→ **EXERCISE BRIEF**:
Copy every line in which the string "stats" occurs.

→ **GIVEN INFORMATION**:
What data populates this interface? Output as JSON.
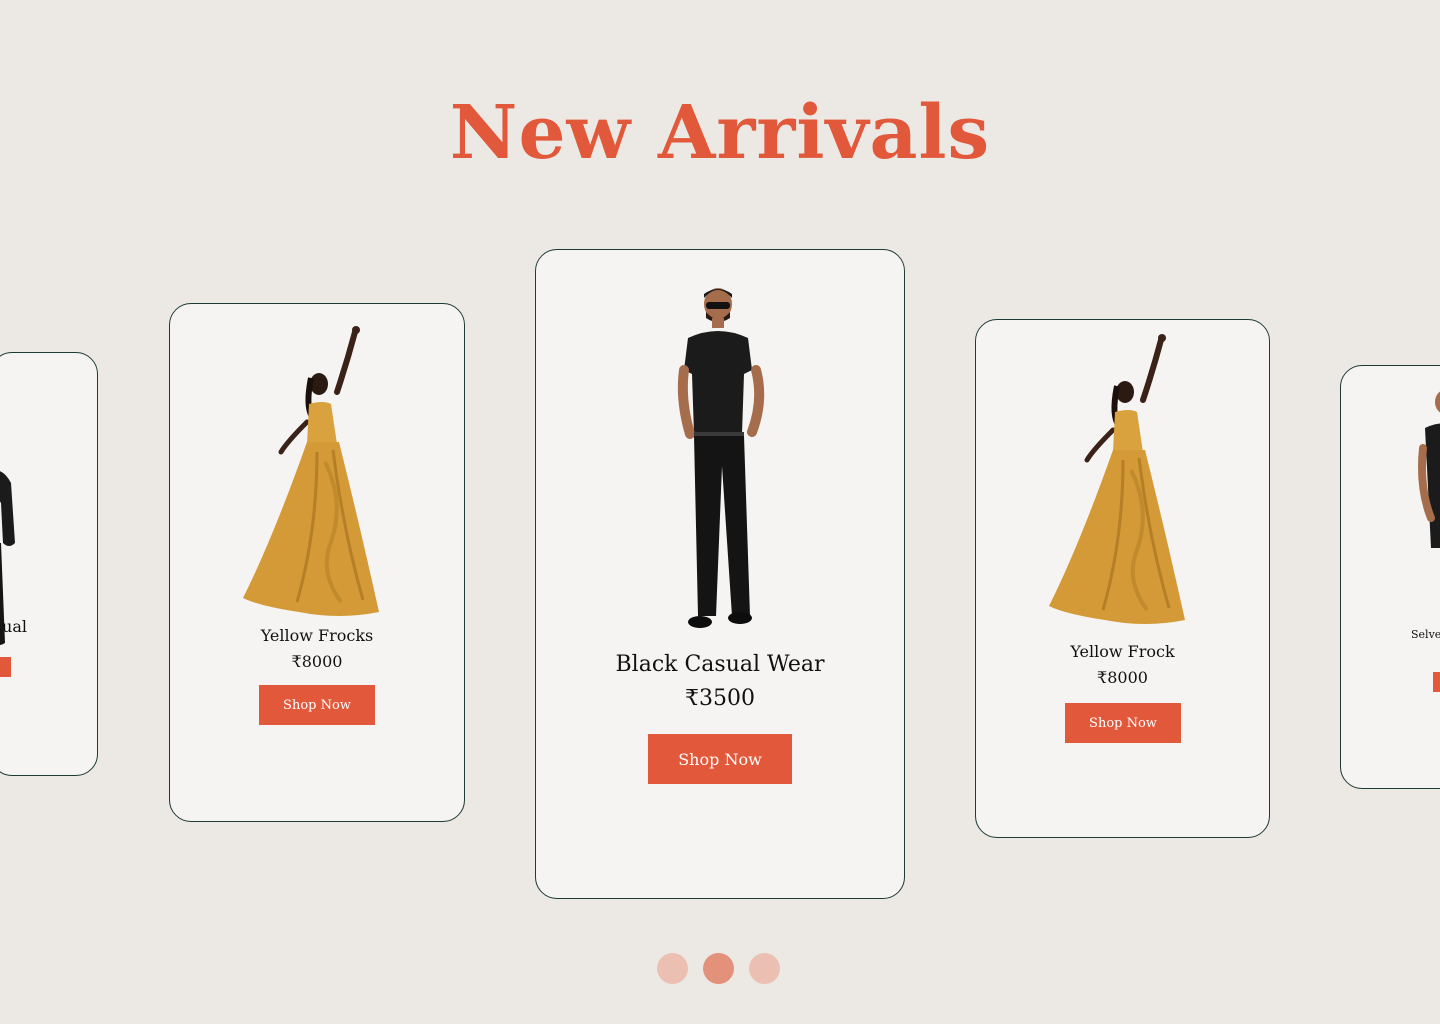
{
  "section": {
    "title": "New Arrivals"
  },
  "colors": {
    "accent": "#E2583A",
    "background": "#ECE9E4",
    "card_bg": "#F5F4F2",
    "card_border": "#1E3A34",
    "dot_inactive": "#EBC0B2",
    "dot_active": "#E4917C"
  },
  "cards": [
    {
      "name": "sual",
      "image": "man-black-outfit-image"
    },
    {
      "name": "Yellow Frocks",
      "price": "₹8000",
      "button": "Shop Now",
      "image": "yellow-frock-image"
    },
    {
      "name": "Black Casual Wear",
      "price": "₹3500",
      "button": "Shop Now",
      "image": "man-black-outfit-image"
    },
    {
      "name": "Yellow Frock",
      "price": "₹8000",
      "button": "Shop Now",
      "image": "yellow-frock-image"
    },
    {
      "name": "Selve",
      "image": "man-black-outfit-image"
    }
  ],
  "carousel": {
    "pages": 3,
    "active_index": 1
  }
}
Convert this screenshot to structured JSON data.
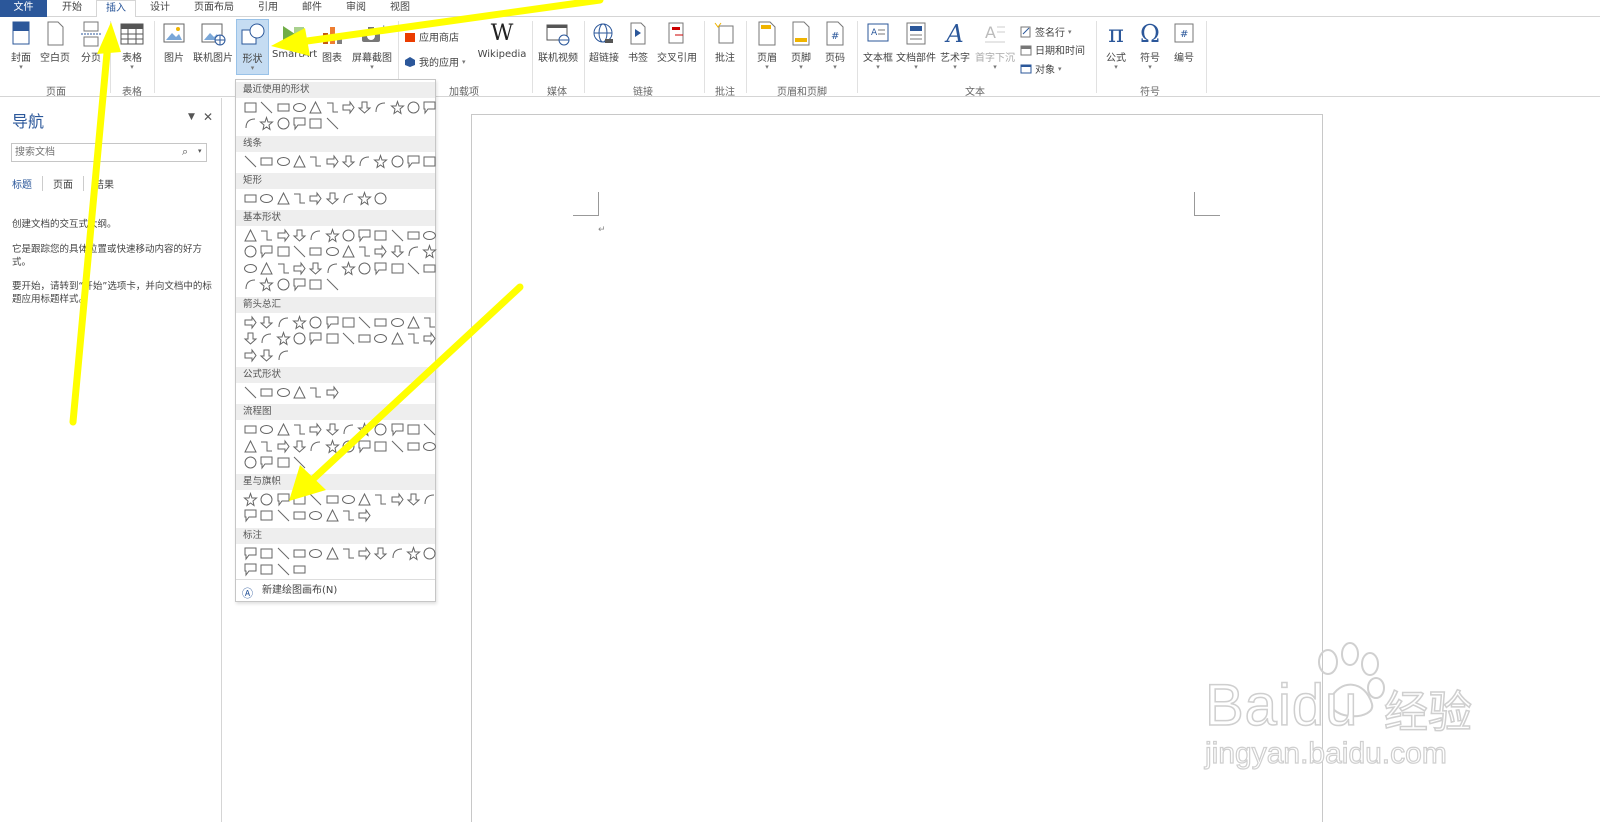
{
  "tabs": {
    "file": "文件",
    "home": "开始",
    "insert": "插入",
    "design": "设计",
    "layout": "页面布局",
    "references": "引用",
    "mailings": "邮件",
    "review": "审阅",
    "view": "视图"
  },
  "ribbon": {
    "pages": {
      "cover": "封面",
      "blank": "空白页",
      "break": "分页",
      "label": "页面"
    },
    "tables": {
      "table": "表格",
      "label": "表格"
    },
    "illustrations": {
      "pictures": "图片",
      "online_pictures": "联机图片",
      "shapes": "形状",
      "smartart": "SmartArt",
      "chart": "图表",
      "screenshot": "屏幕截图"
    },
    "addins": {
      "store": "应用商店",
      "my_apps": "我的应用",
      "wikipedia": "Wikipedia",
      "label": "加载项"
    },
    "media": {
      "online_video": "联机视频",
      "label": "媒体"
    },
    "links": {
      "hyperlink": "超链接",
      "bookmark": "书签",
      "cross_ref": "交叉引用",
      "label": "链接"
    },
    "comments": {
      "comment": "批注",
      "label": "批注"
    },
    "header_footer": {
      "header": "页眉",
      "footer": "页脚",
      "page_number": "页码",
      "label": "页眉和页脚"
    },
    "text": {
      "textbox": "文本框",
      "quick_parts": "文档部件",
      "wordart": "艺术字",
      "dropcap": "首字下沉",
      "signature": "签名行",
      "datetime": "日期和时间",
      "object": "对象",
      "label": "文本"
    },
    "symbols": {
      "equation": "公式",
      "symbol": "符号",
      "number": "编号",
      "label": "符号"
    }
  },
  "nav": {
    "title": "导航",
    "search_placeholder": "搜索文档",
    "tabs": [
      "标题",
      "页面",
      "结果"
    ],
    "paragraphs": [
      "创建文档的交互式大纲。",
      "它是跟踪您的具体位置或快速移动内容的好方式。",
      "要开始，请转到“开始”选项卡，并向文档中的标题应用标题样式。"
    ]
  },
  "gallery": {
    "categories": [
      "最近使用的形状",
      "线条",
      "矩形",
      "基本形状",
      "箭头总汇",
      "公式形状",
      "流程图",
      "星与旗帜",
      "标注"
    ],
    "new_canvas": "新建绘图画布(N)"
  },
  "watermark": {
    "brand": "Baidu",
    "brand_cn": "经验",
    "url": "jingyan.baidu.com"
  },
  "colors": {
    "accent": "#2b579a",
    "arrow": "#ffff00",
    "selected": "#c5dcf2"
  }
}
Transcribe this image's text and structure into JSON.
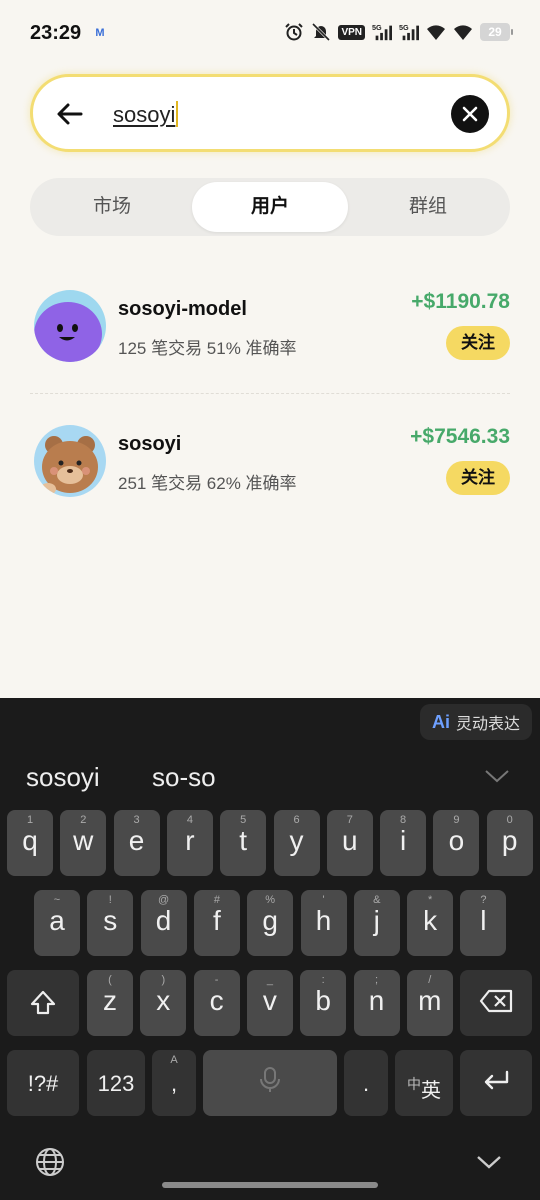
{
  "status_bar": {
    "time": "23:29",
    "mail_badge": "M",
    "vpn_label": "VPN",
    "battery": "29",
    "icons": [
      "alarm-icon",
      "mute-icon",
      "vpn-icon",
      "signal-5g-icon",
      "signal-5g-icon",
      "wifi-icon",
      "wifi-icon",
      "battery-icon"
    ]
  },
  "search": {
    "query": "sosoyi",
    "accent_color": "#f3dd73"
  },
  "tabs": [
    {
      "label": "市场",
      "selected": false
    },
    {
      "label": "用户",
      "selected": true
    },
    {
      "label": "群组",
      "selected": false
    }
  ],
  "users": [
    {
      "name": "sosoyi-model",
      "stats": "125 笔交易 51% 准确率",
      "pnl": "+$1190.78",
      "follow_label": "关注",
      "avatar": "purple-smiley"
    },
    {
      "name": "sosoyi",
      "stats": "251 笔交易 62% 准确率",
      "pnl": "+$7546.33",
      "follow_label": "关注",
      "avatar": "bear-cartoon"
    }
  ],
  "colors": {
    "profit_green": "#47a96a",
    "follow_yellow": "#f5d962",
    "background": "#f8f6f1",
    "keyboard_bg": "#1b1b1b"
  },
  "keyboard": {
    "ai_chip_badge": "Ai",
    "ai_chip_label": "灵动表达",
    "suggestions": [
      "sosoyi",
      "so-so"
    ],
    "row1": [
      {
        "k": "q",
        "h": "1"
      },
      {
        "k": "w",
        "h": "2"
      },
      {
        "k": "e",
        "h": "3"
      },
      {
        "k": "r",
        "h": "4"
      },
      {
        "k": "t",
        "h": "5"
      },
      {
        "k": "y",
        "h": "6"
      },
      {
        "k": "u",
        "h": "7"
      },
      {
        "k": "i",
        "h": "8"
      },
      {
        "k": "o",
        "h": "9"
      },
      {
        "k": "p",
        "h": "0"
      }
    ],
    "row2": [
      {
        "k": "a",
        "h": "~"
      },
      {
        "k": "s",
        "h": "!"
      },
      {
        "k": "d",
        "h": "@"
      },
      {
        "k": "f",
        "h": "#"
      },
      {
        "k": "g",
        "h": "%"
      },
      {
        "k": "h",
        "h": "'"
      },
      {
        "k": "j",
        "h": "&"
      },
      {
        "k": "k",
        "h": "*"
      },
      {
        "k": "l",
        "h": "?"
      }
    ],
    "row3": [
      {
        "k": "z",
        "h": "("
      },
      {
        "k": "x",
        "h": ")"
      },
      {
        "k": "c",
        "h": "-"
      },
      {
        "k": "v",
        "h": "_"
      },
      {
        "k": "b",
        "h": ":"
      },
      {
        "k": "n",
        "h": ";"
      },
      {
        "k": "m",
        "h": "/"
      }
    ],
    "symbols_label": "!?#",
    "numbers_label": "123",
    "comma_label": ",",
    "comma_hint": "A",
    "period_label": ".",
    "lang_switch_top": "中",
    "lang_switch_main": "英"
  }
}
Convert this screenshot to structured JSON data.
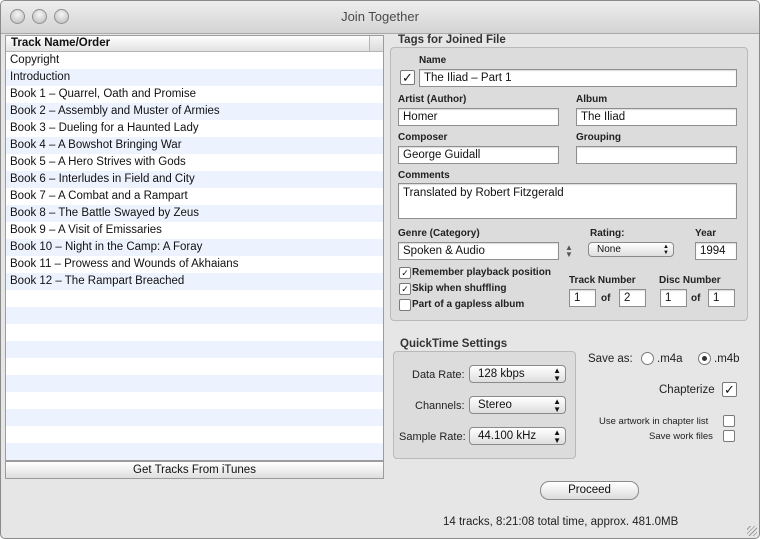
{
  "window": {
    "title": "Join Together"
  },
  "tracklist": {
    "header": "Track Name/Order",
    "tracks": [
      "Copyright",
      "Introduction",
      "Book 1 – Quarrel, Oath and Promise",
      "Book 2 – Assembly and Muster of Armies",
      "Book 3 – Dueling for a Haunted Lady",
      "Book 4 – A Bowshot Bringing War",
      "Book 5 – A Hero Strives with Gods",
      "Book 6 – Interludes in Field and City",
      "Book 7 – A Combat and a Rampart",
      "Book 8 – The Battle Swayed by Zeus",
      "Book 9 – A Visit of Emissaries",
      "Book 10 – Night in the Camp: A Foray",
      "Book 11 – Prowess and Wounds of Akhaians",
      "Book 12 – The Rampart Breached",
      "",
      "",
      "",
      "",
      "",
      "",
      "",
      "",
      "",
      ""
    ],
    "get_tracks_label": "Get Tracks From iTunes"
  },
  "tags": {
    "section_title": "Tags for Joined File",
    "name_label": "Name",
    "name_checked": true,
    "name_value": "The Iliad – Part 1",
    "artist_label": "Artist (Author)",
    "artist_value": "Homer",
    "album_label": "Album",
    "album_value": "The Iliad",
    "composer_label": "Composer",
    "composer_value": "George Guidall",
    "grouping_label": "Grouping",
    "grouping_value": "",
    "comments_label": "Comments",
    "comments_value": "Translated by Robert Fitzgerald",
    "genre_label": "Genre (Category)",
    "genre_value": "Spoken & Audio",
    "rating_label": "Rating:",
    "rating_value": "None",
    "year_label": "Year",
    "year_value": "1994",
    "remember_label": "Remember playback position",
    "remember_checked": true,
    "skip_label": "Skip when shuffling",
    "skip_checked": true,
    "gapless_label": "Part of a gapless album",
    "gapless_checked": false,
    "track_number_label": "Track Number",
    "track_number": "1",
    "track_total": "2",
    "of_label": "of",
    "disc_number_label": "Disc Number",
    "disc_number": "1",
    "disc_total": "1"
  },
  "quicktime": {
    "section_title": "QuickTime Settings",
    "data_rate_label": "Data Rate:",
    "data_rate_value": "128 kbps",
    "channels_label": "Channels:",
    "channels_value": "Stereo",
    "sample_rate_label": "Sample Rate:",
    "sample_rate_value": "44.100 kHz"
  },
  "output": {
    "save_as_label": "Save as:",
    "m4a_label": ".m4a",
    "m4b_label": ".m4b",
    "selected": ".m4b",
    "chapterize_label": "Chapterize",
    "chapterize_checked": true,
    "use_artwork_label": "Use artwork in chapter list",
    "use_artwork_checked": false,
    "save_work_label": "Save work files",
    "save_work_checked": false
  },
  "proceed_label": "Proceed",
  "status_text": "14 tracks, 8:21:08 total time, approx. 481.0MB"
}
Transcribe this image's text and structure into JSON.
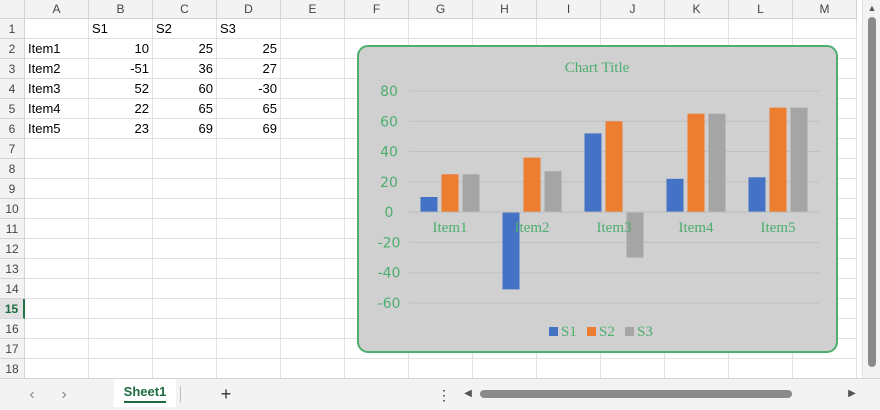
{
  "columns": [
    "A",
    "B",
    "C",
    "D",
    "E",
    "F",
    "G",
    "H",
    "I",
    "J",
    "K",
    "L",
    "M"
  ],
  "rows": [
    "1",
    "2",
    "3",
    "4",
    "5",
    "6",
    "7",
    "8",
    "9",
    "10",
    "11",
    "12",
    "13",
    "14",
    "15",
    "16",
    "17",
    "18"
  ],
  "selected_row": "15",
  "cells": {
    "headers": [
      "",
      "S1",
      "S2",
      "S3"
    ],
    "data": [
      [
        "Item1",
        "10",
        "25",
        "25"
      ],
      [
        "Item2",
        "-51",
        "36",
        "27"
      ],
      [
        "Item3",
        "52",
        "60",
        "-30"
      ],
      [
        "Item4",
        "22",
        "65",
        "65"
      ],
      [
        "Item5",
        "23",
        "69",
        "69"
      ]
    ]
  },
  "chart_data": {
    "type": "bar",
    "title": "Chart Title",
    "categories": [
      "Item1",
      "Item2",
      "Item3",
      "Item4",
      "Item5"
    ],
    "series": [
      {
        "name": "S1",
        "values": [
          10,
          -51,
          52,
          22,
          23
        ],
        "color": "#4472c4"
      },
      {
        "name": "S2",
        "values": [
          25,
          36,
          60,
          65,
          69
        ],
        "color": "#ed7d31"
      },
      {
        "name": "S3",
        "values": [
          25,
          27,
          -30,
          65,
          69
        ],
        "color": "#a5a5a5"
      }
    ],
    "ylim": [
      -60,
      80
    ],
    "yticks": [
      "80",
      "60",
      "40",
      "20",
      "0",
      "-20",
      "-40",
      "-60"
    ],
    "xlabel": "",
    "ylabel": "",
    "grid": true,
    "legend": "bottom",
    "text_color": "#4dae6f",
    "background": "#d0d0d0",
    "border_color": "#4dae6f"
  },
  "status_bar": {
    "prev_icon": "chevron-left-icon",
    "next_icon": "chevron-right-icon",
    "sheet_tab": "Sheet1",
    "add_sheet_label": "+",
    "more_options_label": "⋮",
    "accent": "#1e6b40"
  }
}
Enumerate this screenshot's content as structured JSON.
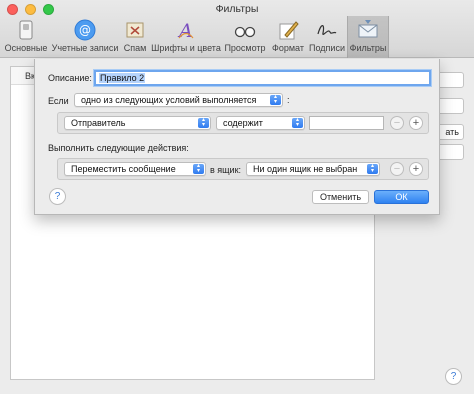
{
  "window": {
    "title": "Фильтры"
  },
  "toolbar": {
    "tabs": [
      {
        "label": "Основные",
        "icon": "general-switch-icon",
        "active": false
      },
      {
        "label": "Учетные записи",
        "icon": "at-sign-icon",
        "active": false
      },
      {
        "label": "Спам",
        "icon": "junk-tray-icon",
        "active": false
      },
      {
        "label": "Шрифты и цвета",
        "icon": "fonts-colors-icon",
        "active": false
      },
      {
        "label": "Просмотр",
        "icon": "glasses-icon",
        "active": false
      },
      {
        "label": "Формат",
        "icon": "pen-paper-icon",
        "active": false
      },
      {
        "label": "Подписи",
        "icon": "signature-icon",
        "active": false
      },
      {
        "label": "Фильтры",
        "icon": "rules-envelope-icon",
        "active": true
      }
    ]
  },
  "background": {
    "header_text": "Вк",
    "side_button_partial": "ать"
  },
  "sheet": {
    "description_label": "Описание:",
    "description_value": "Правило 2",
    "if_label": "Если",
    "condition_mode": "одно из следующих условий выполняется",
    "condition_colon": ":",
    "condition": {
      "field": "Отправитель",
      "operator": "содержит",
      "value": ""
    },
    "actions_label": "Выполнить следующие действия:",
    "action": {
      "type": "Переместить сообщение",
      "to_label": "в ящик:",
      "mailbox": "Ни один ящик не выбран"
    },
    "help": "?",
    "cancel_label": "Отменить",
    "ok_label": "ОК",
    "remove_symbol": "−",
    "add_symbol": "+"
  },
  "footer": {
    "help": "?"
  },
  "colors": {
    "accent": "#2f82f1",
    "focus_ring": "#6ea6ee",
    "selection": "#b5d3fb"
  }
}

→ **RESPONSE**:
      "stats": "125 笔交易 51% 准确率",
      "stats": "251 笔交易 62% 准确率",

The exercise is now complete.